" > Have you looked into this article?
https://medium.com/@SSKahani/pyspark-applications-dependencies-99415e0df987
 "

This is weird !
I was hanging out here https://machinelearningmastery.com/start-here/.
When I came across this post.

The weird part is I was just wondering  how I can take one of the
projects(Open AI GYM taxi-vt2 in Python), a project I want to develop
further.

I want to run on Spark using Spark's parallelism features and GPU
capabilities,  when I am using bigger datasets . While installing the
workers (slaves)  doing the sliced dataset computations on the new 8GB RAM
Raspberry Pi (Linux).

Are any other documents on official website which shows how to do that,  or
any other location  , preferably showing full self contained examples?



On Fri, 5 Jun 2020, 09:02 Dark Crusader, <relinquisheddra...@gmail.com>
wrote:

> Hi Stone,
>
>
> I haven't tried it with .so files however I did use the approach he
> recommends to install my other dependencies.
> I Hope it helps.

···

[PROBLEM 1]:
Turn the listing below into a numbered list, covering everything from the line containing "settings-panel-small: Device Display" down to the line containing "settings-item-label: Apps [617, 1387, 690, 1423]", both included, with blank lines left out.

Entries drawn from a collection:

···

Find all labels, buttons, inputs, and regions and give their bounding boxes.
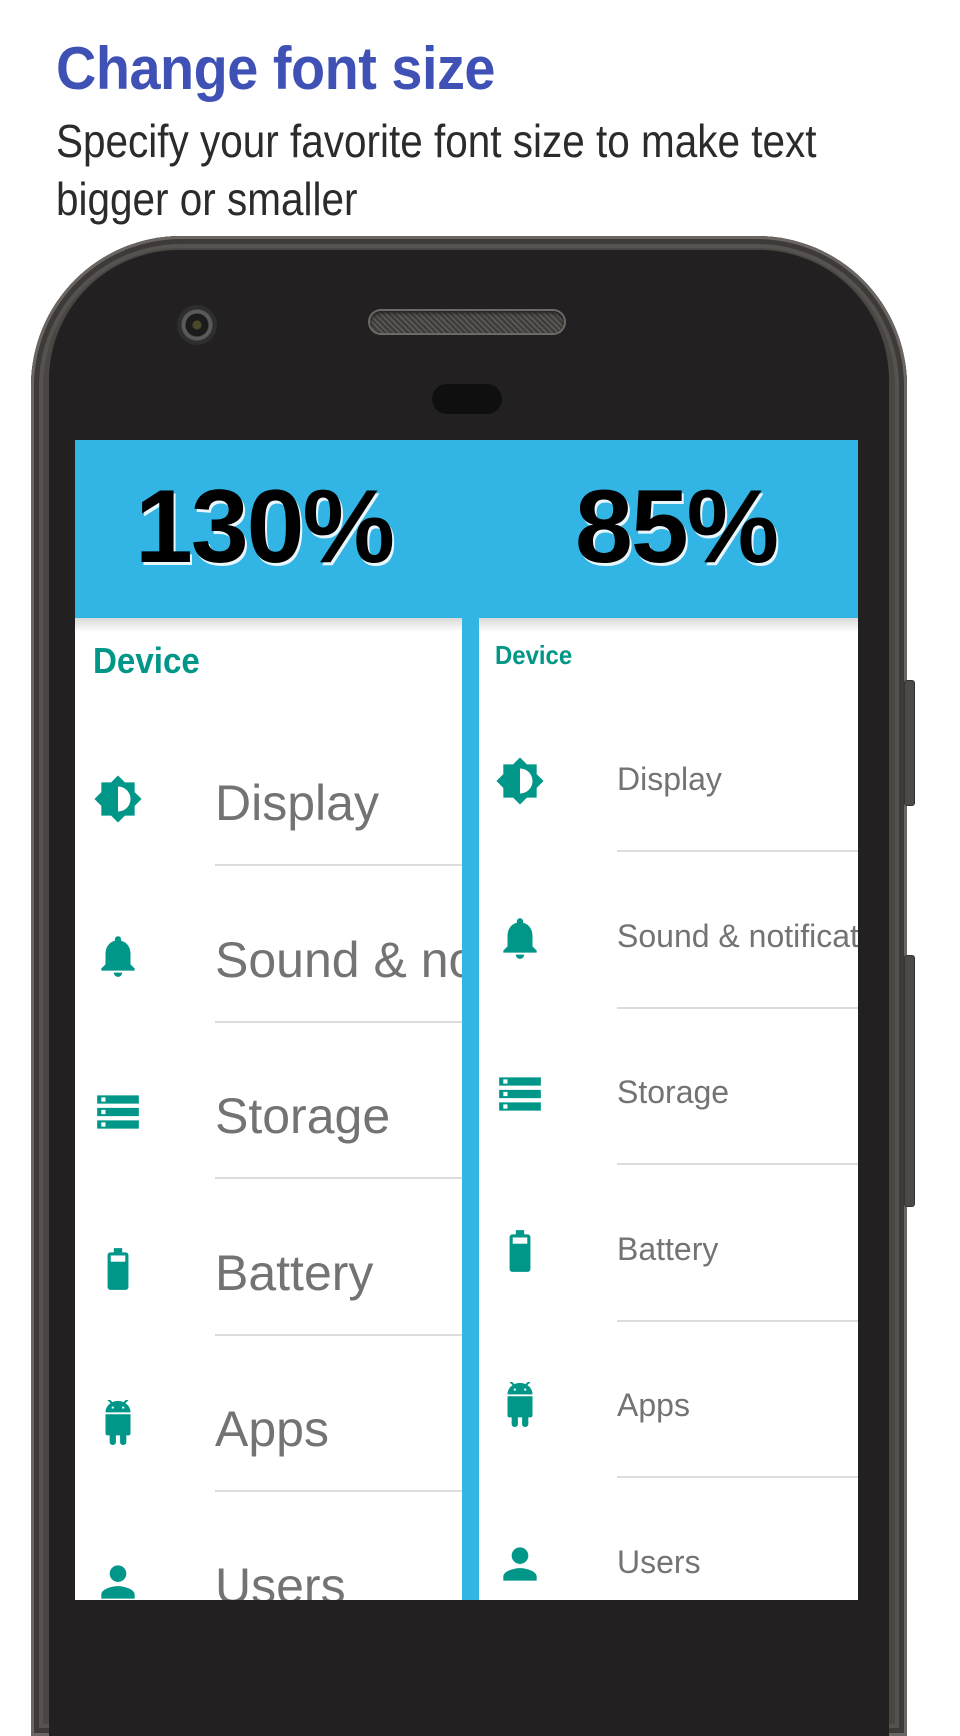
settings-panel-small: Device Display Sound & notification Storag… [479, 618, 858, 1600]
brightness-icon [93, 774, 143, 824]
battery-icon [495, 1226, 545, 1276]
section-header-device: Device [495, 640, 573, 670]
settings-item-label: Storage [215, 1088, 391, 1144]
settings-item-users[interactable]: Users [479, 1479, 858, 1601]
settings-item-battery[interactable]: Battery [479, 1166, 858, 1322]
front-camera-icon [177, 305, 217, 345]
storage-icon [93, 1087, 143, 1137]
section-header-device: Device [93, 640, 200, 681]
bell-icon [93, 931, 143, 981]
brightness-icon [495, 756, 545, 806]
settings-item-storage[interactable]: Storage [479, 1009, 858, 1165]
settings-item-storage[interactable]: Storage [75, 1023, 462, 1179]
settings-item-label: Sound & notification [617, 917, 858, 954]
settings-item-apps[interactable]: Apps [75, 1336, 462, 1492]
settings-item-display[interactable]: Display [75, 710, 462, 866]
person-icon [495, 1539, 545, 1589]
battery-icon [93, 1244, 143, 1294]
settings-item-label: Battery [215, 1244, 374, 1301]
settings-item-label: Users [617, 1543, 701, 1580]
scale-label-right: 85% [575, 469, 779, 585]
settings-item-sound-notification[interactable]: Sound & notification [479, 853, 858, 1009]
storage-icon [495, 1069, 545, 1119]
settings-item-label: Apps [617, 1387, 690, 1423]
proximity-sensor [432, 384, 502, 414]
settings-item-battery[interactable]: Battery [75, 1180, 462, 1336]
settings-item-label: Display [617, 761, 722, 797]
android-icon [495, 1382, 545, 1432]
promo-subtitle: Specify your favorite font size to make … [56, 115, 817, 225]
person-icon [93, 1557, 143, 1601]
settings-item-label: Apps [215, 1401, 329, 1457]
settings-item-label: Sound & notification [215, 931, 462, 988]
promo-title: Change font size [56, 35, 495, 102]
settings-panel-large: Device Display Sound & notification Storag… [75, 618, 462, 1600]
volume-button [904, 955, 915, 1207]
settings-item-display[interactable]: Display [479, 696, 858, 852]
settings-item-label: Storage [617, 1074, 730, 1110]
settings-item-label: Users [215, 1557, 346, 1601]
settings-item-label: Battery [617, 1230, 719, 1267]
earpiece-speaker [370, 311, 564, 333]
settings-item-users[interactable]: Users [75, 1493, 462, 1601]
settings-item-apps[interactable]: Apps [479, 1322, 858, 1478]
bell-icon [495, 913, 545, 963]
phone-screen: 130% 85% Device Display Sound & notificat… [75, 440, 858, 1600]
settings-item-sound-notification[interactable]: Sound & notification [75, 867, 462, 1023]
settings-item-label: Display [215, 775, 379, 831]
android-icon [93, 1400, 143, 1450]
scale-label-left: 130% [135, 469, 395, 585]
power-button [904, 680, 915, 806]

···

[PROBLEM 2]:
Go on with the email above about running Spark projects on Raspberry Pi workers, picking up from where it stops.

[FINAL ANSWER 1]:
1. settings-panel-small: Device Display Sound & notification Storag… [479, 618, 858, 1600]
2. brightness-icon [93, 774, 143, 824]
3. battery-icon [495, 1226, 545, 1276]
4. section-header-device: Device [495, 640, 573, 670]
5. settings-item-label: Storage [215, 1088, 391, 1144]
6. settings-item-users[interactable]: Users [479, 1479, 858, 1601]
7. settings-item-battery[interactable]: Battery [479, 1166, 858, 1322]
8. front-camera-icon [177, 305, 217, 345]
9. storage-icon [93, 1087, 143, 1137]
10. section-header-device: Device [93, 640, 200, 681]
11. bell-icon [93, 931, 143, 981]
12. brightness-icon [495, 756, 545, 806]
13. settings-item-storage[interactable]: Storage [479, 1009, 858, 1165]
14. settings-item-storage[interactable]: Storage [75, 1023, 462, 1179]
15. settings-item-label: Sound & notification [617, 917, 858, 954]
16. settings-item-apps[interactable]: Apps [75, 1336, 462, 1492]
17. settings-item-display[interactable]: Display [75, 710, 462, 866]
18. person-icon [495, 1539, 545, 1589]
19. battery-icon [93, 1244, 143, 1294]
20. settings-item-label: Battery [215, 1244, 374, 1301]
21. settings-item-label: Users [617, 1543, 701, 1580]
22. scale-label-right: 85% [575, 469, 779, 585]
23. settings-item-sound-notification[interactable]: Sound & notification [479, 853, 858, 1009]
24. storage-icon [495, 1069, 545, 1119]
25. settings-item-label: Apps [617, 1387, 690, 1423]

[FINAL ANSWER 2]:
>
> On Fri, Jun 5, 2020 at 1:12 PM Stone Zhong <stone.zh...@gmail.com> wrote:
>
>> Hi,
>>
>> So my pyspark app depends on some python libraries, it is not a problem,
>> I pack all the dependencies into a file libs.zip, and then call
>> *sc.addPyFile("libs.zip")* and it works pretty well for a while.
>>
>> Then I encountered a problem, if any of my library has any binary file
>> dependency (like .so files), this approach does not work. Mainly because
>> when you set PYTHONPATH to a zip file, python does not look up needed
>> binary library (e.g. a .so file) inside the zip file, this is a python
>> *limitation*. So I got a workaround:
>>
>> 1) Do not call sc.addPyFile, instead extract the libs.zip into current
>> directory
>> 2) When my python code starts, manually call *sys.path.insert(0,
>> f"{os.getcwd()}/libs")* to set PYTHONPATH
>>
>> This workaround works well for me. Then I got another problem: what if my
>> code in executor need python library that has binary code? Below is am
>> example:
>>
>> def do_something(p):
>>     ...
>>
>> rdd = sc.parallelize([
>>     {"x": 1, "y": 2},
>>     {"x": 2, "y": 3},
>>     {"x": 3, "y": 4},
>> ])
>> a = rdd.map(do_something)
>>
>> What if the function "do_something" need a python library that has
>> binary code? My current solution is, extract libs.zip into a NFS share (or
>> a SMB share) and manually do *sys.path.insert(0,
>> f"share_mount_dir/libs") *in my "do_something" function, but adding such
>> code in each function looks ugly, is there any better/elegant solution?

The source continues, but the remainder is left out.